▸ **TEXT PASSAGE**
## Start

Bishop Augustin Ahimana Murekezi Defending Rwanda’s Actions in the DRC

In 2006, Andrew Paquin wrote an article in Christianity Today, part of which said this about Pastor Rick Warren’s connection to Rwanda:

Warren’s relationship with Rwandan President Paul Kagame is also of concern. Kagame was the leader of the rebel Tutsi forces that brought an end to genocide in 1994. Yet as president, he has overseen a military that continues to occupy parts of the Democratic Republic of Congo. Human-rights observers such as Amnesty International and even the U.S. State Department accuse Kagame of not only stripping Congo of its natural resources, but also of mass rape, burning villages, and murdering civilians. Rwandan leaders reject these claims, yet the human-rights community maintains their accuracy.

Years of African corruption in the wake of colonial puppetry have created rifts of distrust between those who are suffering and those with friends in high places. Although Kagame is an improvement from past leaders, his connection to former regimes and to ongoing human-rights concerns should trouble anyone seeking to work with him.

Coming to the defense of Kagame, current Anglican Bishop Augustin Ahimana Murekezi of the Kivu diocese wrote a response in Christianity Today. He said:

It is also our duty to inform American Christians that there has been a malicious campaign to demonize Rwanda’s leaders, distorting the political situation. This distortion emanates from people often hiding behind so-called humanitarian organizations. Some have a hidden agenda of distracting the international community so that their own role in Rwanda’s tragedy cannot be exposed.

## End

▸ **SET PROBLEM 1**
According to the passage on Bishop Murekezi and Rwanda, which diocese does Murekezi lead?
▸ **SET PROBLEM 2**
Decide whether each statement agrees with the passage on Bishop Murekezi and Rwanda, and back each yes or no with the deciding words quoted from it. (a) Andrew Paquin's article ran in Christianity Today in 2006. (b) Rwandan leaders accept the human-rights claims against Kagame. (c) Paquin calls Kagame an improvement over past leaders.
▸ **SET PROBLEM 3**
Extend the passage on Bishop Murekezi and Rwanda, picking up after its last sentence.

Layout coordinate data
## Start

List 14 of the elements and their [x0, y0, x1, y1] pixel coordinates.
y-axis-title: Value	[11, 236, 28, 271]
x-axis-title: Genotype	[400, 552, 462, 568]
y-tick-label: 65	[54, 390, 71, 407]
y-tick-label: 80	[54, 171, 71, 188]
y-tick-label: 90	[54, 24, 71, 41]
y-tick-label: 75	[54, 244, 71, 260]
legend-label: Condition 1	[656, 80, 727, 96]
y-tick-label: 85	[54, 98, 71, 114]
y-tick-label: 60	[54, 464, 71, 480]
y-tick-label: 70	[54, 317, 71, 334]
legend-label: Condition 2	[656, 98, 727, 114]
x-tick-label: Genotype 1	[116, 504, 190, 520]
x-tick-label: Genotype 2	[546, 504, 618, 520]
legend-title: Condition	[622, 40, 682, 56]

## End

▸ **WRITTEN RESPONSE 1**
The Kivu diocese.

▸ **WRITTEN RESPONSE 2**
(a) Yes: "In 2006, Andrew Paquin wrote an article in Christianity Today"
(b) No: "Rwandan leaders reject these claims"
(c) Yes: "Although Kagame is an improvement from past leaders"

▸ **WRITTEN RESPONSE 3**
When Rwandan troops decided to pursue the genocidal forces and their sponsors in the Democratic Republic of Congo (DRC) in 1996 and 1998, they did so in the light of day. The peace we enjoy today in our country is mainly a consequence of that action. When our troops pulled out of DRC in 2002, it was under the intense gaze of international observers and media. So accusing Rwandan troops today of continuing “to occupy parts of the Democratic Republic of Congo” is simply mind-boggling.

Bishop Augustin attributed all the multitude of reports pointing out Kagame’s evil actions to “a malicious campaign to demonize Rwanda’s leaders.” Would he say the same of all the former Rwandan leaders who have defected and told the same stories? They are all liars to a man as well? In fact, his attack on Paquin’s accurate article follows a pattern clearly elucidated by Filip Reyntjens in this paper.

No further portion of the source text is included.